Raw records
>>>

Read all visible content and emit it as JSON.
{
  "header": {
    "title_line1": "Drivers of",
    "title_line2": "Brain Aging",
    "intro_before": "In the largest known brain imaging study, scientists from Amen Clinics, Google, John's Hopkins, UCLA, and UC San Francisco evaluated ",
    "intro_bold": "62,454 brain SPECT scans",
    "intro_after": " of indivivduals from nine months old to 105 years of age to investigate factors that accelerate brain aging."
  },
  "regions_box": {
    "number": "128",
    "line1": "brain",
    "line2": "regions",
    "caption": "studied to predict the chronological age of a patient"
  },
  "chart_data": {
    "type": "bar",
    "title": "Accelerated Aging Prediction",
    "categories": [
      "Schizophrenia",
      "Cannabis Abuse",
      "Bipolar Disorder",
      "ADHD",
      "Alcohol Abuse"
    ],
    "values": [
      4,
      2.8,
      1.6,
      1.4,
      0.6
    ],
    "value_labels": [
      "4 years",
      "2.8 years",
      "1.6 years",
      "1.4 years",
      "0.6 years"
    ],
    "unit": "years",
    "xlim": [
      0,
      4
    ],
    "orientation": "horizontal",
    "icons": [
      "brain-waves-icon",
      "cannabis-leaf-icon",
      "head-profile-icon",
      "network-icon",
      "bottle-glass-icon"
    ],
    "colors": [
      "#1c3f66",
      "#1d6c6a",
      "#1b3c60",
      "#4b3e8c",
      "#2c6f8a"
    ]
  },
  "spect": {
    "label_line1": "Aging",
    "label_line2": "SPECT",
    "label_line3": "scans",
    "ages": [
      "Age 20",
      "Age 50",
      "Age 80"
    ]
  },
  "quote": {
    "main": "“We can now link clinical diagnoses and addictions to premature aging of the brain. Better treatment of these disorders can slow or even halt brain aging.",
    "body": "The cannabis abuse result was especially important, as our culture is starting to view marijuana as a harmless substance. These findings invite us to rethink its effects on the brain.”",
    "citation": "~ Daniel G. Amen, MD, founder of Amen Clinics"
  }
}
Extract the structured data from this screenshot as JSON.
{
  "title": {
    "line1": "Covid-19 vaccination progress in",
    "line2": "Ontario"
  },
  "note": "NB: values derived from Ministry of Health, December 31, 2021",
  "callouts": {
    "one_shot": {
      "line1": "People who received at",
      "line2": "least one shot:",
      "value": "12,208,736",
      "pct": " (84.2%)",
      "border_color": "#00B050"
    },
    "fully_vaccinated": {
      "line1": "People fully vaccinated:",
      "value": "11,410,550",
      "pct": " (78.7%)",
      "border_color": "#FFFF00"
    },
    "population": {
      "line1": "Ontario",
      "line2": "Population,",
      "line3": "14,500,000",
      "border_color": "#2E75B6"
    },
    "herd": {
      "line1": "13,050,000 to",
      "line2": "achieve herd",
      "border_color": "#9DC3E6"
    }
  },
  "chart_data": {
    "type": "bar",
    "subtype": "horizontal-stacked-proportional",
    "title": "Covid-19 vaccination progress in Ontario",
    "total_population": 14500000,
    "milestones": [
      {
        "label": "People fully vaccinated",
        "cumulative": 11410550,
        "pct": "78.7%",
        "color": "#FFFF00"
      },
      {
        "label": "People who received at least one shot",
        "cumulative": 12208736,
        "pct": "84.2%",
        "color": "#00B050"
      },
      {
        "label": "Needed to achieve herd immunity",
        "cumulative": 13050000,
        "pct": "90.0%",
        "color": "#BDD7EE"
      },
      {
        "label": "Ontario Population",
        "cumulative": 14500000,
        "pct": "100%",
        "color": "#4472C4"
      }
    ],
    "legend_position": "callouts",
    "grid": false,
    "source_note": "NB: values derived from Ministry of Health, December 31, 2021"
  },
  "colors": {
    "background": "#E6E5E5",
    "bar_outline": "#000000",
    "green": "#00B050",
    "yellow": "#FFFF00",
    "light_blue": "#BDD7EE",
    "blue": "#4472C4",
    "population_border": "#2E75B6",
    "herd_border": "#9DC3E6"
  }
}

<<<

Give an exact repetition of all the material.

Read all visible content and emit it as JSON.
{
  "header": {
    "title_line1": "Drivers of",
    "title_line2": "Brain Aging",
    "intro_before": "In the largest known brain imaging study, scientists from Amen Clinics, Google, John's Hopkins, UCLA, and UC San Francisco evaluated ",
    "intro_bold": "62,454 brain SPECT scans",
    "intro_after": " of indivivduals from nine months old to 105 years of age to investigate factors that accelerate brain aging."
  },
  "regions_box": {
    "number": "128",
    "line1": "brain",
    "line2": "regions",
    "caption": "studied to predict the chronological age of a patient"
  },
  "chart_data": {
    "type": "bar",
    "title": "Accelerated Aging Prediction",
    "categories": [
      "Schizophrenia",
      "Cannabis Abuse",
      "Bipolar Disorder",
      "ADHD",
      "Alcohol Abuse"
    ],
    "values": [
      4,
      2.8,
      1.6,
      1.4,
      0.6
    ],
    "value_labels": [
      "4 years",
      "2.8 years",
      "1.6 years",
      "1.4 years",
      "0.6 years"
    ],
    "unit": "years",
    "xlim": [
      0,
      4
    ],
    "orientation": "horizontal",
    "icons": [
      "brain-waves-icon",
      "cannabis-leaf-icon",
      "head-profile-icon",
      "network-icon",
      "bottle-glass-icon"
    ],
    "colors": [
      "#1c3f66",
      "#1d6c6a",
      "#1b3c60",
      "#4b3e8c",
      "#2c6f8a"
    ]
  },
  "spect": {
    "label_line1": "Aging",
    "label_line2": "SPECT",
    "label_line3": "scans",
    "ages": [
      "Age 20",
      "Age 50",
      "Age 80"
    ]
  },
  "quote": {
    "main": "“We can now link clinical diagnoses and addictions to premature aging of the brain. Better treatment of these disorders can slow or even halt brain aging.",
    "body": "The cannabis abuse result was especially important, as our culture is starting to view marijuana as a harmless substance. These findings invite us to rethink its effects on the brain.”",
    "citation": "~ Daniel G. Amen, MD, founder of Amen Clinics"
  }
}
Extract the structured data from this screenshot as JSON.
{
  "title": {
    "line1": "Covid-19 vaccination progress in",
    "line2": "Ontario"
  },
  "note": "NB: values derived from Ministry of Health, December 31, 2021",
  "callouts": {
    "one_shot": {
      "line1": "People who received at",
      "line2": "least one shot:",
      "value": "12,208,736",
      "pct": " (84.2%)",
      "border_color": "#00B050"
    },
    "fully_vaccinated": {
      "line1": "People fully vaccinated:",
      "value": "11,410,550",
      "pct": " (78.7%)",
      "border_color": "#FFFF00"
    },
    "population": {
      "line1": "Ontario",
      "line2": "Population,",
      "line3": "14,500,000",
      "border_color": "#2E75B6"
    },
    "herd": {
      "line1": "13,050,000 to",
      "line2": "achieve herd",
      "border_color": "#9DC3E6"
    }
  },
  "chart_data": {
    "type": "bar",
    "subtype": "horizontal-stacked-proportional",
    "title": "Covid-19 vaccination progress in Ontario",
    "total_population": 14500000,
    "milestones": [
      {
        "label": "People fully vaccinated",
        "cumulative": 11410550,
        "pct": "78.7%",
        "color": "#FFFF00"
      },
      {
        "label": "People who received at least one shot",
        "cumulative": 12208736,
        "pct": "84.2%",
        "color": "#00B050"
      },
      {
        "label": "Needed to achieve herd immunity",
        "cumulative": 13050000,
        "pct": "90.0%",
        "color": "#BDD7EE"
      },
      {
        "label": "Ontario Population",
        "cumulative": 14500000,
        "pct": "100%",
        "color": "#4472C4"
      }
    ],
    "legend_position": "callouts",
    "grid": false,
    "source_note": "NB: values derived from Ministry of Health, December 31, 2021"
  },
  "colors": {
    "background": "#E6E5E5",
    "bar_outline": "#000000",
    "green": "#00B050",
    "yellow": "#FFFF00",
    "light_blue": "#BDD7EE",
    "blue": "#4472C4",
    "population_border": "#2E75B6",
    "herd_border": "#9DC3E6"
  }
}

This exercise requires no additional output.